Saved data entries
************

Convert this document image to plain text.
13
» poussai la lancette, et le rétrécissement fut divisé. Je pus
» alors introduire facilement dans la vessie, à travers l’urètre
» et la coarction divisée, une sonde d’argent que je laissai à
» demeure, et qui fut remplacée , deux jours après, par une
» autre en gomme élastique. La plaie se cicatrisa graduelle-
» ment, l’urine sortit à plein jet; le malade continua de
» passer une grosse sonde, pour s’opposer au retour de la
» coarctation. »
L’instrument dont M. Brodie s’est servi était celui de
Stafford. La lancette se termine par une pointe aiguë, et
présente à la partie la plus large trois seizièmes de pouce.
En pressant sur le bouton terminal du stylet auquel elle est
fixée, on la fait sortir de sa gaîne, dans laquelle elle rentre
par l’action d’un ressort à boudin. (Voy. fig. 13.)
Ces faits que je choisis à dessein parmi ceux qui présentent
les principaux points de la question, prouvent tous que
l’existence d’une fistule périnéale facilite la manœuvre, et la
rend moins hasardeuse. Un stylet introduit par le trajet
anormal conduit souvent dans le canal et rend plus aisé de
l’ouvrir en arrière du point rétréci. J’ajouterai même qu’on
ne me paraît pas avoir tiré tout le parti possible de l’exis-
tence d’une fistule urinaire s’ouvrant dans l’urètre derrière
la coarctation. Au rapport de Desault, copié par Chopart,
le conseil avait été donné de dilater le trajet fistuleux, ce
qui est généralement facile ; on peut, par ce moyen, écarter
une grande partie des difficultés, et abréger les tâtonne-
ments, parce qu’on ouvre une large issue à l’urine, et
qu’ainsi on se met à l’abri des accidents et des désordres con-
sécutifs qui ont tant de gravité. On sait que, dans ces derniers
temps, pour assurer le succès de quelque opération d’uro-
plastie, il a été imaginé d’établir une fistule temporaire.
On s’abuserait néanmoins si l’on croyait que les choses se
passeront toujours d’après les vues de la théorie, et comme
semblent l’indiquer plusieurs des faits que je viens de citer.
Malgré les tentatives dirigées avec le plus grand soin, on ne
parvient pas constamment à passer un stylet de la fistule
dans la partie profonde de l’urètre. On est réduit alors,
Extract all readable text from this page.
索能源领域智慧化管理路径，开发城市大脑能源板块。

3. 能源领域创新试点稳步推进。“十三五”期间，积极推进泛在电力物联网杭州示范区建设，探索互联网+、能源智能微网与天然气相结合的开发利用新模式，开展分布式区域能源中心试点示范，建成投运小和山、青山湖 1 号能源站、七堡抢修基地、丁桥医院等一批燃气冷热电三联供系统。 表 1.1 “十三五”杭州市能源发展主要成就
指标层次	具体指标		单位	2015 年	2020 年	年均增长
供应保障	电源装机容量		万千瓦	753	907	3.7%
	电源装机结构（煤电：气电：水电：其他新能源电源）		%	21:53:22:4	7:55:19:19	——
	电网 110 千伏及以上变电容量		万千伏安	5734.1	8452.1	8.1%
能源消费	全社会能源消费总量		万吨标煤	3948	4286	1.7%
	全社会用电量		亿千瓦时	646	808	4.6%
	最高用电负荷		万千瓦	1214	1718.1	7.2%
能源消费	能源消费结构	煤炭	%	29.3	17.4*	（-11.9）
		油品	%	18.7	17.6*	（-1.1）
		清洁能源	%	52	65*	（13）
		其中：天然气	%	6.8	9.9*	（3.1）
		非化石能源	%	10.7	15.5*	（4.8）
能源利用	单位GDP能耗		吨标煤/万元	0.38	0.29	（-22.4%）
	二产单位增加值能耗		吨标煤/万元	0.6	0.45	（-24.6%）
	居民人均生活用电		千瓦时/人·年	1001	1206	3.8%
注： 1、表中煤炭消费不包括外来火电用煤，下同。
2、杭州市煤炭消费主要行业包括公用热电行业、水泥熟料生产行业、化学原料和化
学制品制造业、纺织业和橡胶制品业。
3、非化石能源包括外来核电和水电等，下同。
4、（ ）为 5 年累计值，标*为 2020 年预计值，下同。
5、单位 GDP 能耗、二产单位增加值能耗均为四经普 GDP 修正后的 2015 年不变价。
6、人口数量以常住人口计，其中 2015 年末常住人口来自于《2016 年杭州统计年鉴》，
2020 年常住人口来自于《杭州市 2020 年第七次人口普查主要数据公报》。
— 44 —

************

*STATED GOAL*
Reproduce every record above exactly as it appears.

*PROBLEM SOLUTION*
Convert this document image to plain text.
13
» poussai la lancette, et le rétrécissement fut divisé. Je pus
» alors introduire facilement dans la vessie, à travers l’urètre
» et la coarction divisée, une sonde d’argent que je laissai à
» demeure, et qui fut remplacée , deux jours après, par une
» autre en gomme élastique. La plaie se cicatrisa graduelle-
» ment, l’urine sortit à plein jet; le malade continua de
» passer une grosse sonde, pour s’opposer au retour de la
» coarctation. »
L’instrument dont M. Brodie s’est servi était celui de
Stafford. La lancette se termine par une pointe aiguë, et
présente à la partie la plus large trois seizièmes de pouce.
En pressant sur le bouton terminal du stylet auquel elle est
fixée, on la fait sortir de sa gaîne, dans laquelle elle rentre
par l’action d’un ressort à boudin. (Voy. fig. 13.)
Ces faits que je choisis à dessein parmi ceux qui présentent
les principaux points de la question, prouvent tous que
l’existence d’une fistule périnéale facilite la manœuvre, et la
rend moins hasardeuse. Un stylet introduit par le trajet
anormal conduit souvent dans le canal et rend plus aisé de
l’ouvrir en arrière du point rétréci. J’ajouterai même qu’on
ne me paraît pas avoir tiré tout le parti possible de l’exis-
tence d’une fistule urinaire s’ouvrant dans l’urètre derrière
la coarctation. Au rapport de Desault, copié par Chopart,
le conseil avait été donné de dilater le trajet fistuleux, ce
qui est généralement facile ; on peut, par ce moyen, écarter
une grande partie des difficultés, et abréger les tâtonne-
ments, parce qu’on ouvre une large issue à l’urine, et
qu’ainsi on se met à l’abri des accidents et des désordres con-
sécutifs qui ont tant de gravité. On sait que, dans ces derniers
temps, pour assurer le succès de quelque opération d’uro-
plastie, il a été imaginé d’établir une fistule temporaire.
On s’abuserait néanmoins si l’on croyait que les choses se
passeront toujours d’après les vues de la théorie, et comme
semblent l’indiquer plusieurs des faits que je viens de citer.
Malgré les tentatives dirigées avec le plus grand soin, on ne
parvient pas constamment à passer un stylet de la fistule
dans la partie profonde de l’urètre. On est réduit alors,
Extract all readable text from this page.
索能源领域智慧化管理路径，开发城市大脑能源板块。

3. 能源领域创新试点稳步推进。“十三五”期间，积极推进泛在电力物联网杭州示范区建设，探索互联网+、能源智能微网与天然气相结合的开发利用新模式，开展分布式区域能源中心试点示范，建成投运小和山、青山湖 1 号能源站、七堡抢修基地、丁桥医院等一批燃气冷热电三联供系统。 表 1.1 “十三五”杭州市能源发展主要成就
指标层次	具体指标		单位	2015 年	2020 年	年均增长
供应保障	电源装机容量		万千瓦	753	907	3.7%
	电源装机结构（煤电：气电：水电：其他新能源电源）		%	21:53:22:4	7:55:19:19	——
	电网 110 千伏及以上变电容量		万千伏安	5734.1	8452.1	8.1%
能源消费	全社会能源消费总量		万吨标煤	3948	4286	1.7%
	全社会用电量		亿千瓦时	646	808	4.6%
	最高用电负荷		万千瓦	1214	1718.1	7.2%
能源消费	能源消费结构	煤炭	%	29.3	17.4*	（-11.9）
		油品	%	18.7	17.6*	（-1.1）
		清洁能源	%	52	65*	（13）
		其中：天然气	%	6.8	9.9*	（3.1）
		非化石能源	%	10.7	15.5*	（4.8）
能源利用	单位GDP能耗		吨标煤/万元	0.38	0.29	（-22.4%）
	二产单位增加值能耗		吨标煤/万元	0.6	0.45	（-24.6%）
	居民人均生活用电		千瓦时/人·年	1001	1206	3.8%
注： 1、表中煤炭消费不包括外来火电用煤，下同。
2、杭州市煤炭消费主要行业包括公用热电行业、水泥熟料生产行业、化学原料和化
学制品制造业、纺织业和橡胶制品业。
3、非化石能源包括外来核电和水电等，下同。
4、（ ）为 5 年累计值，标*为 2020 年预计值，下同。
5、单位 GDP 能耗、二产单位增加值能耗均为四经普 GDP 修正后的 2015 年不变价。
6、人口数量以常住人口计，其中 2015 年末常住人口来自于《2016 年杭州统计年鉴》，
2020 年常住人口来自于《杭州市 2020 年第七次人口普查主要数据公报》。
— 44 —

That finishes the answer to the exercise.